What you are asked to do
Below you will find a set of lines. Repeat them all exactly.

Task input
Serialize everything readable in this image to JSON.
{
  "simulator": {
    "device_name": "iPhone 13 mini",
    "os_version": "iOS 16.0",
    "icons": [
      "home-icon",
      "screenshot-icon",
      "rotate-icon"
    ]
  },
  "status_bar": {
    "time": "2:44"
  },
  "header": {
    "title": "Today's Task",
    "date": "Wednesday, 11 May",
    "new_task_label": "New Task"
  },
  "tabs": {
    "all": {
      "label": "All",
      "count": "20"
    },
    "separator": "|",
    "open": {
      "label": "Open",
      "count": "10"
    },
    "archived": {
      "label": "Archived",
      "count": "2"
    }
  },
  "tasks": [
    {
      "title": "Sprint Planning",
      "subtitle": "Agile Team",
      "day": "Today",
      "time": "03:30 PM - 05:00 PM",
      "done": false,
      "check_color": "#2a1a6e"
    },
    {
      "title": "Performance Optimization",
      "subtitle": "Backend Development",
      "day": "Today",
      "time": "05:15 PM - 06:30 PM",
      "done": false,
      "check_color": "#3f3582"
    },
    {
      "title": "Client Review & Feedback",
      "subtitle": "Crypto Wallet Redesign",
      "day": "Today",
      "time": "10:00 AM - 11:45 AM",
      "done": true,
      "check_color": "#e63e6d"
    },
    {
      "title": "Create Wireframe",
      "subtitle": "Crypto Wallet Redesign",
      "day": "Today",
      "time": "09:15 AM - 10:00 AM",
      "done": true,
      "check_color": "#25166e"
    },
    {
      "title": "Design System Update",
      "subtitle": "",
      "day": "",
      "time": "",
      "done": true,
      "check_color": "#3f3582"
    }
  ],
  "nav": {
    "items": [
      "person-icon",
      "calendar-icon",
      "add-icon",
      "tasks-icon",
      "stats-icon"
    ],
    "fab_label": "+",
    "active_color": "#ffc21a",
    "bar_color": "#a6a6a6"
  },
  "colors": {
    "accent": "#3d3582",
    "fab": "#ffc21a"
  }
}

Written solution
Serialize everything readable in this image to JSON.
{
  "simulator": {
    "device_name": "iPhone 13 mini",
    "os_version": "iOS 16.0",
    "icons": [
      "home-icon",
      "screenshot-icon",
      "rotate-icon"
    ]
  },
  "status_bar": {
    "time": "2:44"
  },
  "header": {
    "title": "Today's Task",
    "date": "Wednesday, 11 May",
    "new_task_label": "New Task"
  },
  "tabs": {
    "all": {
      "label": "All",
      "count": "20"
    },
    "separator": "|",
    "open": {
      "label": "Open",
      "count": "10"
    },
    "archived": {
      "label": "Archived",
      "count": "2"
    }
  },
  "tasks": [
    {
      "title": "Sprint Planning",
      "subtitle": "Agile Team",
      "day": "Today",
      "time": "03:30 PM - 05:00 PM",
      "done": false,
      "check_color": "#2a1a6e"
    },
    {
      "title": "Performance Optimization",
      "subtitle": "Backend Development",
      "day": "Today",
      "time": "05:15 PM - 06:30 PM",
      "done": false,
      "check_color": "#3f3582"
    },
    {
      "title": "Client Review & Feedback",
      "subtitle": "Crypto Wallet Redesign",
      "day": "Today",
      "time": "10:00 AM - 11:45 AM",
      "done": true,
      "check_color": "#e63e6d"
    },
    {
      "title": "Create Wireframe",
      "subtitle": "Crypto Wallet Redesign",
      "day": "Today",
      "time": "09:15 AM - 10:00 AM",
      "done": true,
      "check_color": "#25166e"
    },
    {
      "title": "Design System Update",
      "subtitle": "",
      "day": "",
      "time": "",
      "done": true,
      "check_color": "#3f3582"
    }
  ],
  "nav": {
    "items": [
      "person-icon",
      "calendar-icon",
      "add-icon",
      "tasks-icon",
      "stats-icon"
    ],
    "fab_label": "+",
    "active_color": "#ffc21a",
    "bar_color": "#a6a6a6"
  },
  "colors": {
    "accent": "#3d3582",
    "fab": "#ffc21a"
  }
}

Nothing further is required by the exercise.